→ INSTRUCTIONS TO FOLLOW
For every line in the records that has the word "customers", make a copy.

[Stored dataset items]

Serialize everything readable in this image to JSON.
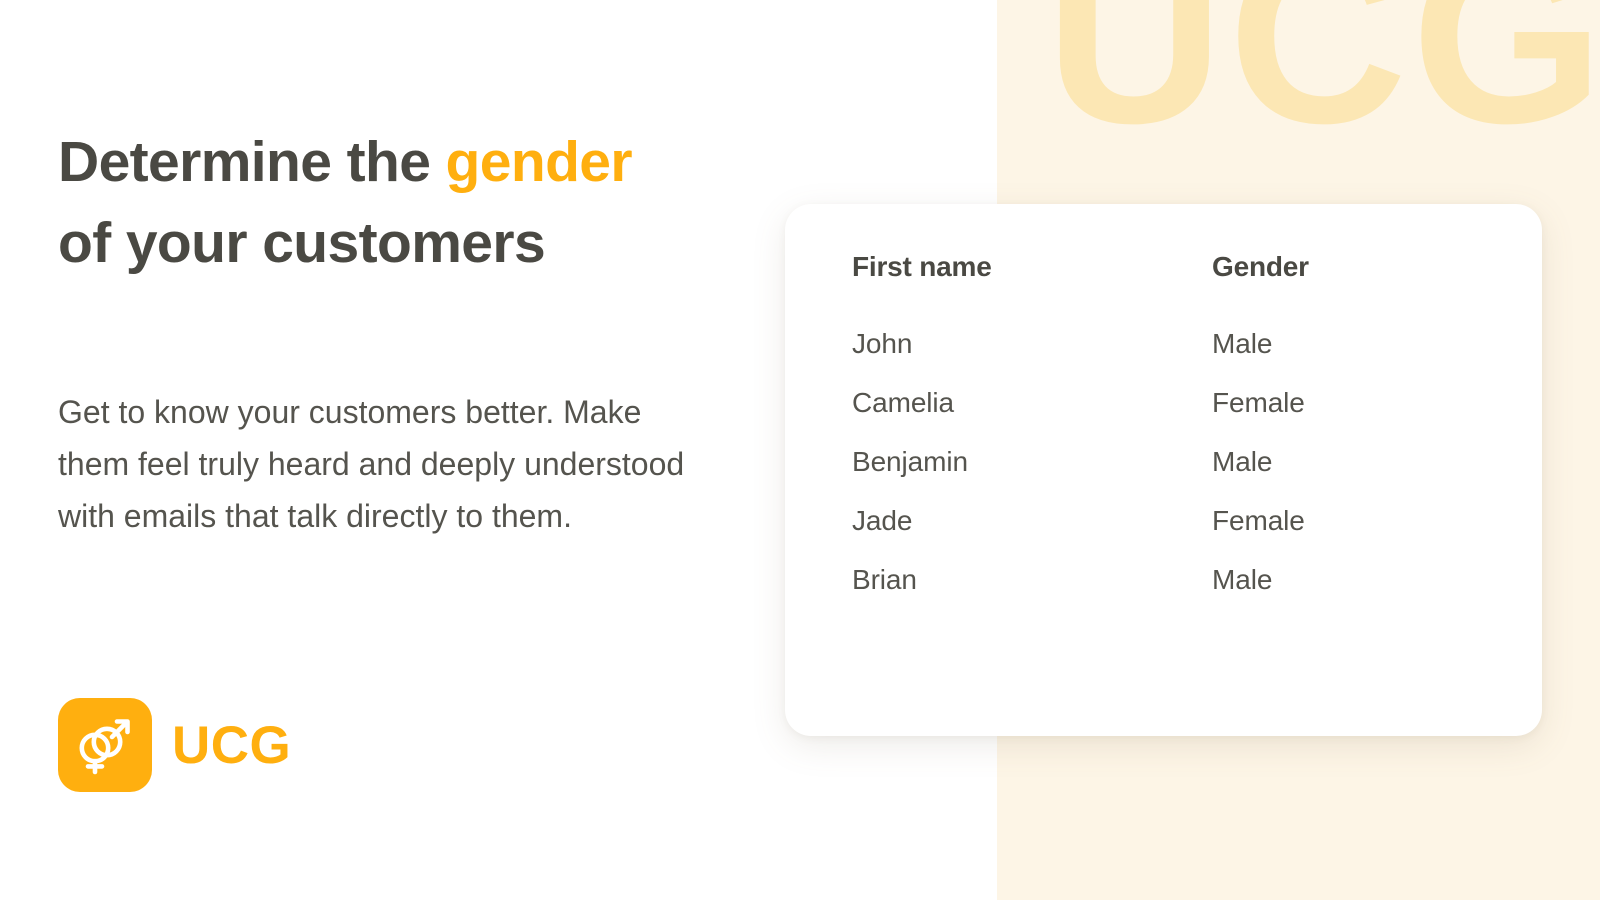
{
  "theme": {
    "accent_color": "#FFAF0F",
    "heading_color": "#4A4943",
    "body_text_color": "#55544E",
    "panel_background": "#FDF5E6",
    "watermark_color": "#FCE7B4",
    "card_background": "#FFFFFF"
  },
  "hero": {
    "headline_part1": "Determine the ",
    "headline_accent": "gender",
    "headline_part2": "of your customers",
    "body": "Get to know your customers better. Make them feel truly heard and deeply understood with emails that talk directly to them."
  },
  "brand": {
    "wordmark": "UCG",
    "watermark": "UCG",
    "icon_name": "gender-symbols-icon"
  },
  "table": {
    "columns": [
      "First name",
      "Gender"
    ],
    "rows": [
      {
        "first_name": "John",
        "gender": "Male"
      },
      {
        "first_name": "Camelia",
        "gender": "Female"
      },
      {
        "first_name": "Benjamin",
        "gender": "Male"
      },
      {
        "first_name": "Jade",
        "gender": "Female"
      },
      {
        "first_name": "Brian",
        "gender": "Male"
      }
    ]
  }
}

→ REPLY
    "headline_part2": "of your customers",
    "body": "Get to know your customers better. Make them feel truly heard and deeply understood with emails that talk directly to them."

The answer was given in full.